>> BEGIN Available records

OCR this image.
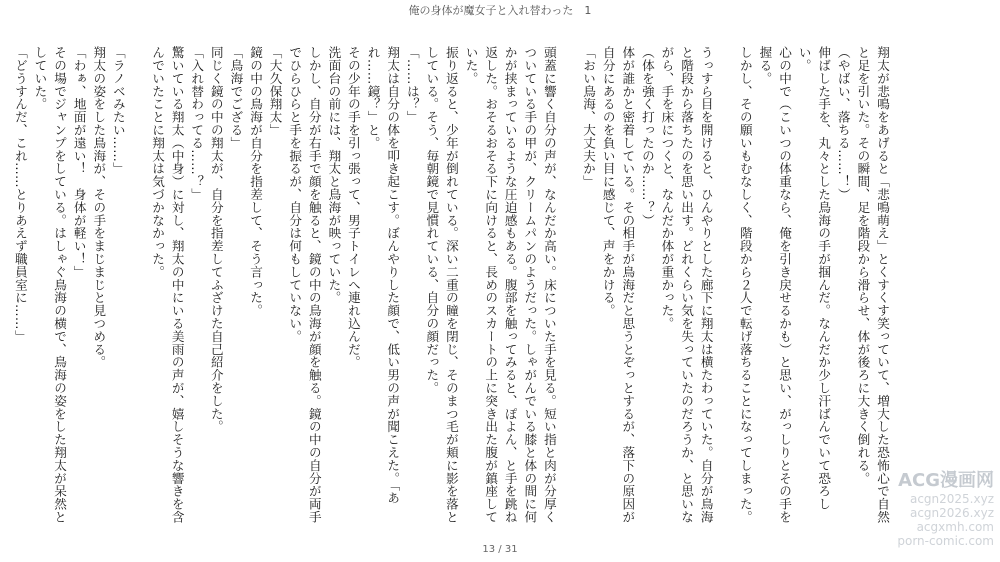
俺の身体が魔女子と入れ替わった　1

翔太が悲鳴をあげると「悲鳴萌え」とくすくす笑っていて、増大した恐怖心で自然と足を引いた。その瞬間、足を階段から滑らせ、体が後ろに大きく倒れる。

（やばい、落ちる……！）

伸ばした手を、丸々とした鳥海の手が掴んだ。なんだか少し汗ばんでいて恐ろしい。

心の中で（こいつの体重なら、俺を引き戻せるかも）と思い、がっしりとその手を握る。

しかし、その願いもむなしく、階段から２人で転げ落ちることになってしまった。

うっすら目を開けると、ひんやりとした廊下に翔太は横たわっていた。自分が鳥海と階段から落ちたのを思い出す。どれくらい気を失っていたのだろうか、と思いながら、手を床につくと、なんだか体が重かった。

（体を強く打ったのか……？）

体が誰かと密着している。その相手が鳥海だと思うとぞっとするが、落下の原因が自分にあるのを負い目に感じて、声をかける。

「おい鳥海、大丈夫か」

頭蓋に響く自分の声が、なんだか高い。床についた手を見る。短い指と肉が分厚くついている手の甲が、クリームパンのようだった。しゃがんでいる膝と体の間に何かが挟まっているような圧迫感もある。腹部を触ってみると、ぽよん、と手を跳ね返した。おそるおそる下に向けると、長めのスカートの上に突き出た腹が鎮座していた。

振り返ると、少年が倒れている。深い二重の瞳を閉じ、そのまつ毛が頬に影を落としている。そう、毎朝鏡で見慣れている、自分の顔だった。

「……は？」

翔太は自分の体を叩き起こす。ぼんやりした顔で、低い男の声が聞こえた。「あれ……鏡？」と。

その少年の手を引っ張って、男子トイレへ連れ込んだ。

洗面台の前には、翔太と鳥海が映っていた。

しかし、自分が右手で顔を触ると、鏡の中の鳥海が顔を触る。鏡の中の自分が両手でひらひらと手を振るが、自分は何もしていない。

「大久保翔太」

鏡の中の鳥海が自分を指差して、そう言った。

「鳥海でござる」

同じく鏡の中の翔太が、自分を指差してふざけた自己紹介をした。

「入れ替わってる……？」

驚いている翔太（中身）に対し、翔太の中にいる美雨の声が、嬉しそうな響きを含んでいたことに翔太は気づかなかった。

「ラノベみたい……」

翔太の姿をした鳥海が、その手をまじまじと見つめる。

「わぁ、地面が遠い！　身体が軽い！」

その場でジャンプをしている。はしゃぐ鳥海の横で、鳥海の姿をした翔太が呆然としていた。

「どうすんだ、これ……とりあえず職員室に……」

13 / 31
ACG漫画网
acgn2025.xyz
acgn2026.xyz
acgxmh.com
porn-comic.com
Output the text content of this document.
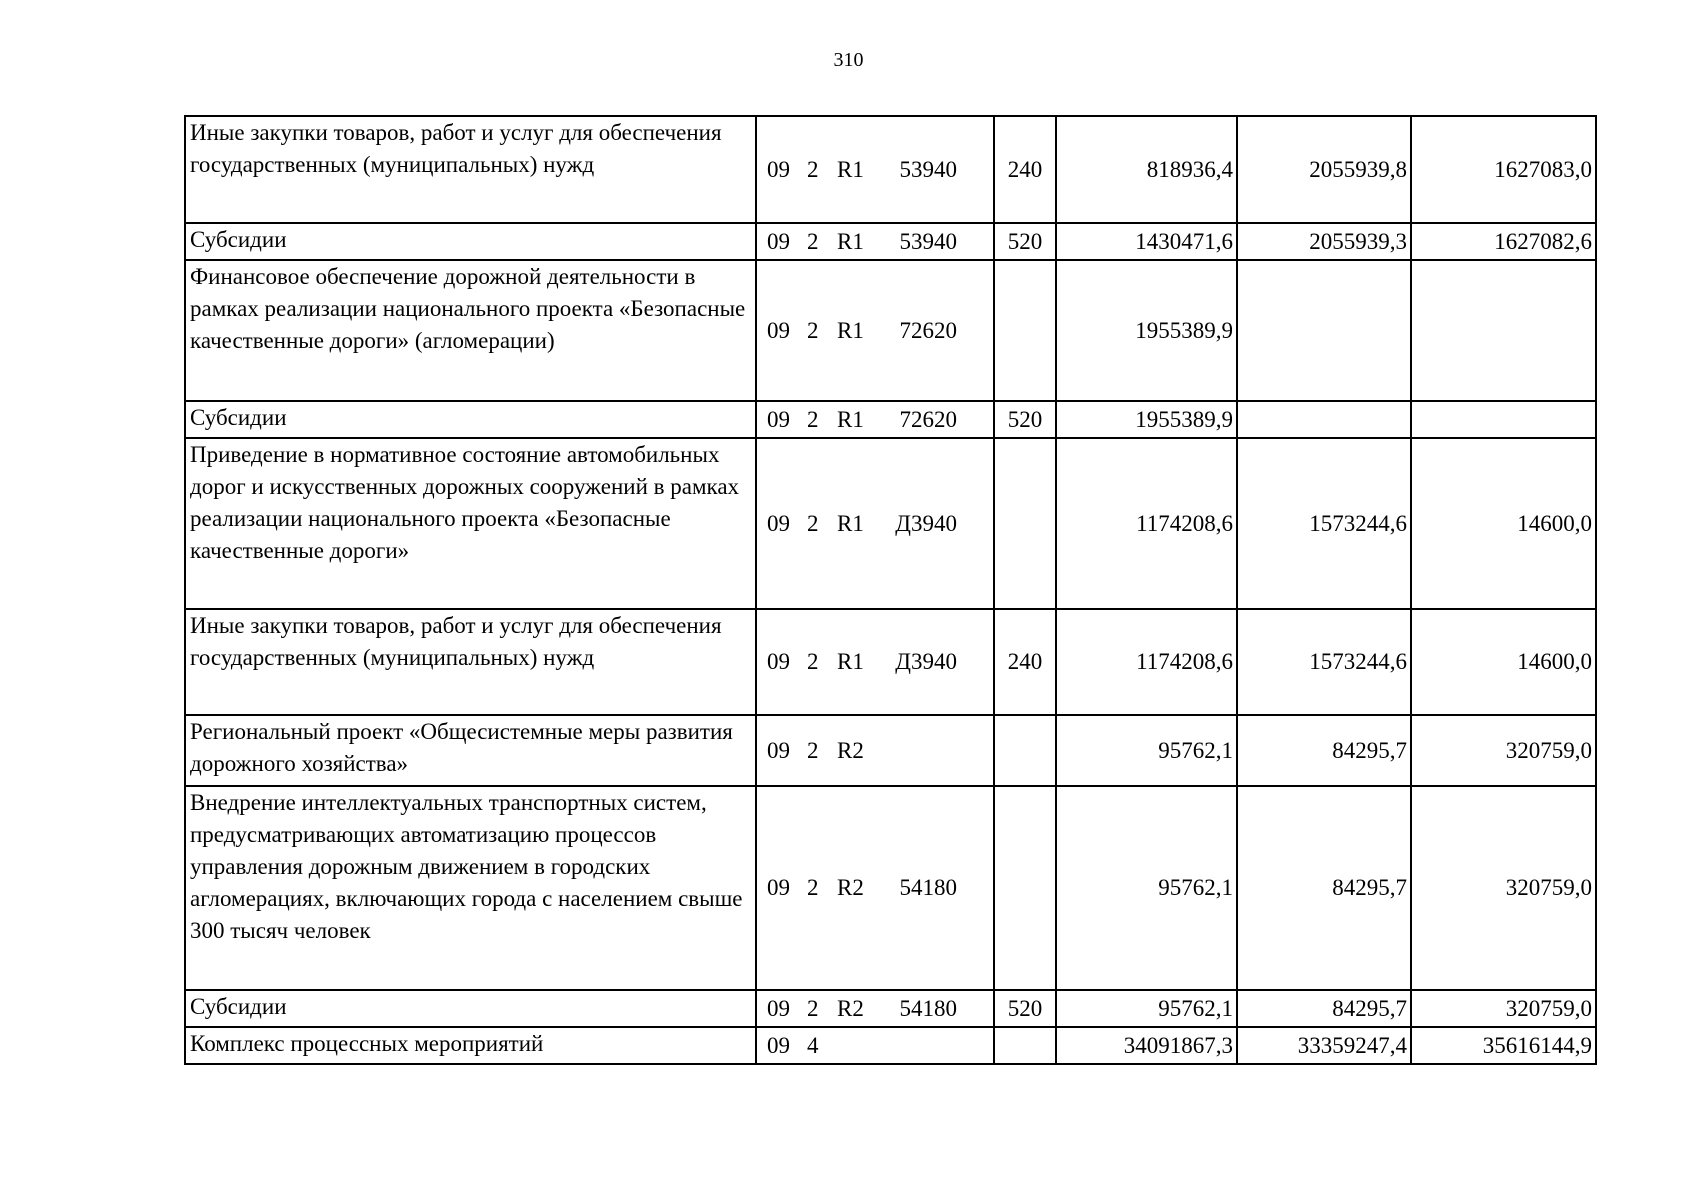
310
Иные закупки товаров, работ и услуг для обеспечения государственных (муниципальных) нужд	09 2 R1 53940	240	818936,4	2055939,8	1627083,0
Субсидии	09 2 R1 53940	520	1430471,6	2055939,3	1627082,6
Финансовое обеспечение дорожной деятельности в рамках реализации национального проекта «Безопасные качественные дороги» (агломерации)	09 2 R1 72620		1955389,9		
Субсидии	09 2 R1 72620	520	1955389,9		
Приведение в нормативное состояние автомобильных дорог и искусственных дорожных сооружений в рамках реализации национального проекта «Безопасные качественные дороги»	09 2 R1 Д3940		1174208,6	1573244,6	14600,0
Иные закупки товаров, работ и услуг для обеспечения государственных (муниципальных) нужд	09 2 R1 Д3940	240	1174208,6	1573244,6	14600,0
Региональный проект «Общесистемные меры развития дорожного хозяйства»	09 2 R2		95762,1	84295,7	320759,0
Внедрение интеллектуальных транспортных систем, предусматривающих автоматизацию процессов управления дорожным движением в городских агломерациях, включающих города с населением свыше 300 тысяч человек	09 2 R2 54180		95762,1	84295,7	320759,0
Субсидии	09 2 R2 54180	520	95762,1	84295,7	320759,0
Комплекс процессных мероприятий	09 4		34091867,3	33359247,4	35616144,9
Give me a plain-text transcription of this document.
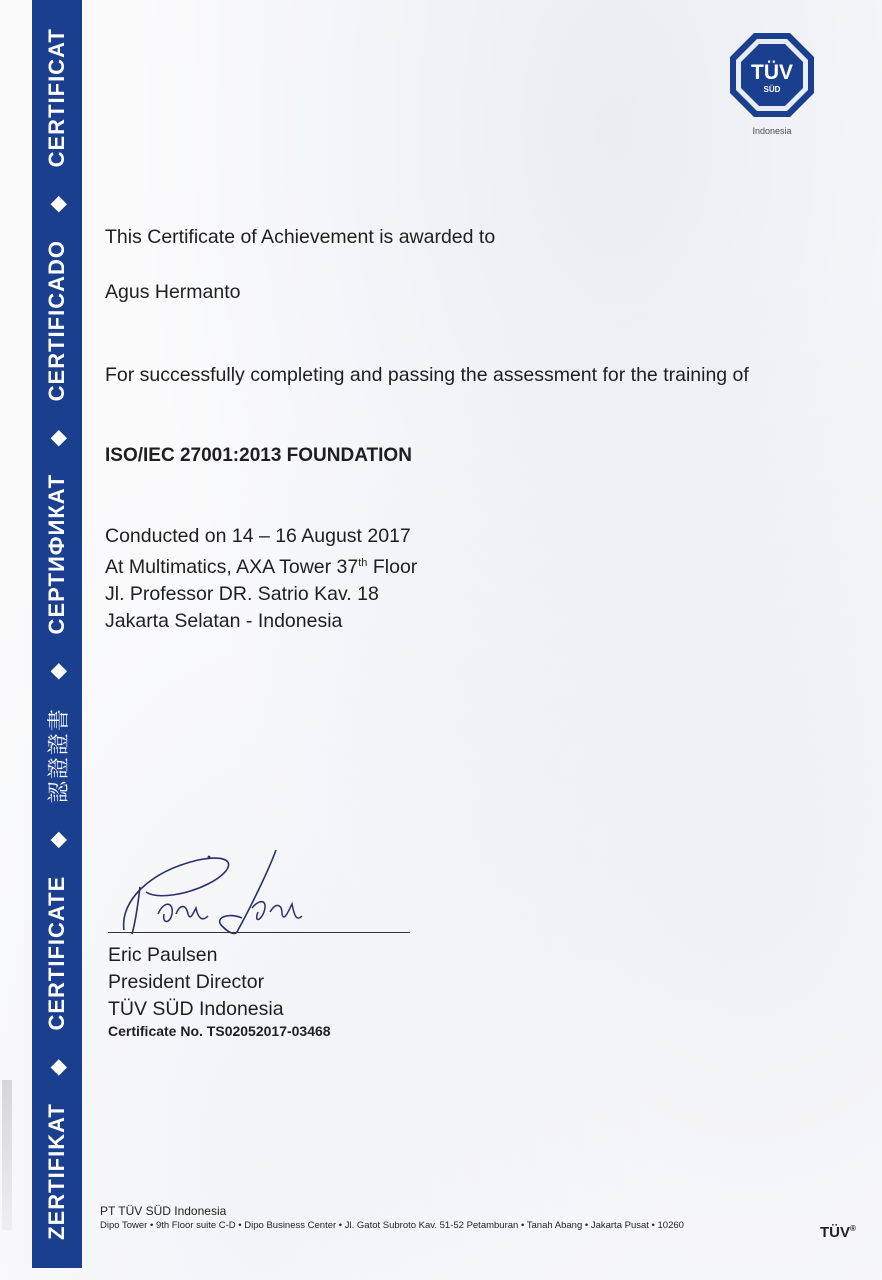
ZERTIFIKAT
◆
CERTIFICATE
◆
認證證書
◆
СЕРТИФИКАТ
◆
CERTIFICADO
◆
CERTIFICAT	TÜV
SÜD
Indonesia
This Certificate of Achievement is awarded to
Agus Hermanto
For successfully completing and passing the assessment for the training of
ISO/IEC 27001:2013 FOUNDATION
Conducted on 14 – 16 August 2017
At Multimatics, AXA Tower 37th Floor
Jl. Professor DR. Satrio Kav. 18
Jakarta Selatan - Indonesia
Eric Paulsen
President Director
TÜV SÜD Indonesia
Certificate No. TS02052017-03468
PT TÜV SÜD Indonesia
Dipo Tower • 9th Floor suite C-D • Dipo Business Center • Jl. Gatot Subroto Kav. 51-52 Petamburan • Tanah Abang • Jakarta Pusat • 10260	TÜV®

>> END Available records

» Stated task
Copy out each line of the listing that holds "Indonesia".

» The answer
Indonesia
Jakarta Selatan - Indonesia
TÜV SÜD Indonesia
PT TÜV SÜD Indonesia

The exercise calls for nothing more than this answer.